TASK: Gather every line of the entries that includes the word "podatnik".
-- begin --
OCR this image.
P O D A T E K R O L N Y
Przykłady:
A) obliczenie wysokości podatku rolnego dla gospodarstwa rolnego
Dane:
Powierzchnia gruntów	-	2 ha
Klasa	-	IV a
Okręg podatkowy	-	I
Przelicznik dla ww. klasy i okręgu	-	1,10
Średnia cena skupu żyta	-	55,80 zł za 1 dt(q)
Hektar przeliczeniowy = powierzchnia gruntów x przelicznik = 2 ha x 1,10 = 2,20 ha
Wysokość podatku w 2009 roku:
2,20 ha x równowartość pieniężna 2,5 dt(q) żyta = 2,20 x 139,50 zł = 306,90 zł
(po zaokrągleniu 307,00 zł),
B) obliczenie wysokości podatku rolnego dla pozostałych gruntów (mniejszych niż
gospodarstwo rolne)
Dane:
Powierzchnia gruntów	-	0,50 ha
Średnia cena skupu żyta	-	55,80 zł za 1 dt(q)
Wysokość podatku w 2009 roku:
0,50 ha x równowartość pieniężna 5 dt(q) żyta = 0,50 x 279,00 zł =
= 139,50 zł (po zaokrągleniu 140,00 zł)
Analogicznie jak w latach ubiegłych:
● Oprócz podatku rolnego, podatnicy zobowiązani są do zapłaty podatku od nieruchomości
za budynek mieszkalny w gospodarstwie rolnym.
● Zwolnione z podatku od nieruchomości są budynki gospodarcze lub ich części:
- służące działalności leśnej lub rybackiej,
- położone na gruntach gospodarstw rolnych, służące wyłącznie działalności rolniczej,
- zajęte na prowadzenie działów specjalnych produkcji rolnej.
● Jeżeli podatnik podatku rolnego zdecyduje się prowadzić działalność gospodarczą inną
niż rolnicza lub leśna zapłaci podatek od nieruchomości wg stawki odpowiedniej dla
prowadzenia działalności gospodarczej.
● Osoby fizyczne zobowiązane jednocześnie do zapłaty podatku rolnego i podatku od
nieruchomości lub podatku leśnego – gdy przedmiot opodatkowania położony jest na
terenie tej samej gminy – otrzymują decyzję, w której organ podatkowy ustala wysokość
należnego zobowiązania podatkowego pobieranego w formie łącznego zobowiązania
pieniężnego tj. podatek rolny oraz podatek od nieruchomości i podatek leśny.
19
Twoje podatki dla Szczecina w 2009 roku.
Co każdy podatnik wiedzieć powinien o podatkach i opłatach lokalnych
-- end --
THE REPLY:
● Jeżeli podatnik podatku rolnego zdecyduje się prowadzić działalność gospodarczą inną
Co każdy podatnik wiedzieć powinien o podatkach i opłatach lokalnych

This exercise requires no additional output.